## WHAT IS EXPECTED
Set every record down verbatim and omit the pictures.

Dataset records:
* START *

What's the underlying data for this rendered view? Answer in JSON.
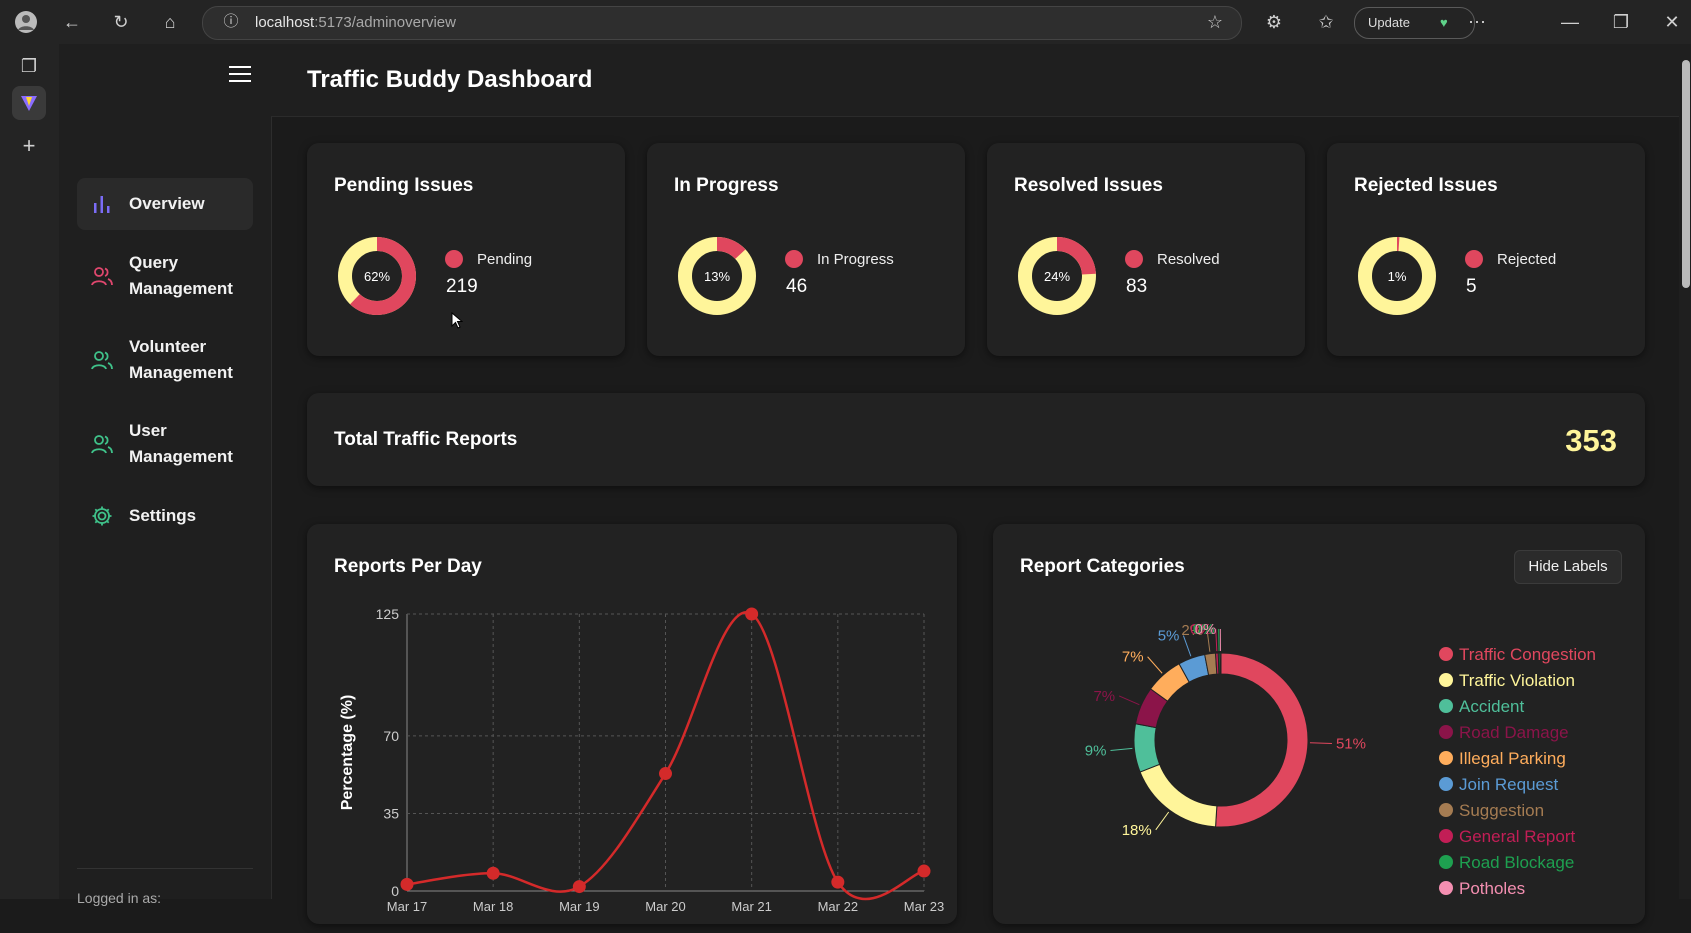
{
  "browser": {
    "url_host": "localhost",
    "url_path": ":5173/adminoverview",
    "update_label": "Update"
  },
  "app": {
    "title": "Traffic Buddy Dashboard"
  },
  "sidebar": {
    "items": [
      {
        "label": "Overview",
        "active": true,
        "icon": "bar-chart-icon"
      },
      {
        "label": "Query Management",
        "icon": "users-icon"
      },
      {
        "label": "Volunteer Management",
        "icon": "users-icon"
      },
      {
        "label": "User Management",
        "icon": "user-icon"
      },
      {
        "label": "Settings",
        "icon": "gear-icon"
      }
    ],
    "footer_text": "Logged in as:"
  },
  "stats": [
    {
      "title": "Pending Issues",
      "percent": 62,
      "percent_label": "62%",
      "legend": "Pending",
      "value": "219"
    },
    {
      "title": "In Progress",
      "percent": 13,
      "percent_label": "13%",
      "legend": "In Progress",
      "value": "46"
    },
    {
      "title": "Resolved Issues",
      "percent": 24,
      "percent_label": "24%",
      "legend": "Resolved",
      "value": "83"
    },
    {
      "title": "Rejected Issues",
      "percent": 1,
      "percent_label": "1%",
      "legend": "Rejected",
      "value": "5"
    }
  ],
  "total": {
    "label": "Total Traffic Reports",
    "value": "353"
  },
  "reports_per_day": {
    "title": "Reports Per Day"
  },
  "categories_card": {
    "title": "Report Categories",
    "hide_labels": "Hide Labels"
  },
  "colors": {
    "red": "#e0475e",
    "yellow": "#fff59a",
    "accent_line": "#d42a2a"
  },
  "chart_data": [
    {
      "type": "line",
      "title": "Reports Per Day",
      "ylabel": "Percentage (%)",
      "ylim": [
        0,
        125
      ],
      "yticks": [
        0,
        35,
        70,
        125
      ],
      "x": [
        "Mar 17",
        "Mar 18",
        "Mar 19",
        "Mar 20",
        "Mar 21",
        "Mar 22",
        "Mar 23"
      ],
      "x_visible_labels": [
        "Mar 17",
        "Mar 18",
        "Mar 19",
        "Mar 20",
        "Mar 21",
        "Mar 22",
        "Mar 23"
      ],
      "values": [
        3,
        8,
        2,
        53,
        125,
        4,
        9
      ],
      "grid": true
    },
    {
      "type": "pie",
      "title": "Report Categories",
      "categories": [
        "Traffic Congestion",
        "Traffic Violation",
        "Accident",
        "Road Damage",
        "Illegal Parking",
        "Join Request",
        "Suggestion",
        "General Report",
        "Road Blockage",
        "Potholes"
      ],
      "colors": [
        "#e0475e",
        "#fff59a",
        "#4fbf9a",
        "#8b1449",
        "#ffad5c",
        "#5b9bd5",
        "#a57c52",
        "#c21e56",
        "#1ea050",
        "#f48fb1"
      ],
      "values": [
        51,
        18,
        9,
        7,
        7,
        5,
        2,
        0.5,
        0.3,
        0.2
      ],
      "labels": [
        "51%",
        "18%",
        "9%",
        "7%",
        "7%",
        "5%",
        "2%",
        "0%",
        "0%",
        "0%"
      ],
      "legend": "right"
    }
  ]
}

* END *

## ANSWER TO THIS TASK
What's the underlying data for this rendered view? Answer in JSON.
{
  "browser": {
    "url_host": "localhost",
    "url_path": ":5173/adminoverview",
    "update_label": "Update"
  },
  "app": {
    "title": "Traffic Buddy Dashboard"
  },
  "sidebar": {
    "items": [
      {
        "label": "Overview",
        "active": true,
        "icon": "bar-chart-icon"
      },
      {
        "label": "Query Management",
        "icon": "users-icon"
      },
      {
        "label": "Volunteer Management",
        "icon": "users-icon"
      },
      {
        "label": "User Management",
        "icon": "user-icon"
      },
      {
        "label": "Settings",
        "icon": "gear-icon"
      }
    ],
    "footer_text": "Logged in as:"
  },
  "stats": [
    {
      "title": "Pending Issues",
      "percent": 62,
      "percent_label": "62%",
      "legend": "Pending",
      "value": "219"
    },
    {
      "title": "In Progress",
      "percent": 13,
      "percent_label": "13%",
      "legend": "In Progress",
      "value": "46"
    },
    {
      "title": "Resolved Issues",
      "percent": 24,
      "percent_label": "24%",
      "legend": "Resolved",
      "value": "83"
    },
    {
      "title": "Rejected Issues",
      "percent": 1,
      "percent_label": "1%",
      "legend": "Rejected",
      "value": "5"
    }
  ],
  "total": {
    "label": "Total Traffic Reports",
    "value": "353"
  },
  "reports_per_day": {
    "title": "Reports Per Day"
  },
  "categories_card": {
    "title": "Report Categories",
    "hide_labels": "Hide Labels"
  },
  "colors": {
    "red": "#e0475e",
    "yellow": "#fff59a",
    "accent_line": "#d42a2a"
  },
  "chart_data": [
    {
      "type": "line",
      "title": "Reports Per Day",
      "ylabel": "Percentage (%)",
      "ylim": [
        0,
        125
      ],
      "yticks": [
        0,
        35,
        70,
        125
      ],
      "x": [
        "Mar 17",
        "Mar 18",
        "Mar 19",
        "Mar 20",
        "Mar 21",
        "Mar 22",
        "Mar 23"
      ],
      "x_visible_labels": [
        "Mar 17",
        "Mar 18",
        "Mar 19",
        "Mar 20",
        "Mar 21",
        "Mar 22",
        "Mar 23"
      ],
      "values": [
        3,
        8,
        2,
        53,
        125,
        4,
        9
      ],
      "grid": true
    },
    {
      "type": "pie",
      "title": "Report Categories",
      "categories": [
        "Traffic Congestion",
        "Traffic Violation",
        "Accident",
        "Road Damage",
        "Illegal Parking",
        "Join Request",
        "Suggestion",
        "General Report",
        "Road Blockage",
        "Potholes"
      ],
      "colors": [
        "#e0475e",
        "#fff59a",
        "#4fbf9a",
        "#8b1449",
        "#ffad5c",
        "#5b9bd5",
        "#a57c52",
        "#c21e56",
        "#1ea050",
        "#f48fb1"
      ],
      "values": [
        51,
        18,
        9,
        7,
        7,
        5,
        2,
        0.5,
        0.3,
        0.2
      ],
      "labels": [
        "51%",
        "18%",
        "9%",
        "7%",
        "7%",
        "5%",
        "2%",
        "0%",
        "0%",
        "0%"
      ],
      "legend": "right"
    }
  ]
}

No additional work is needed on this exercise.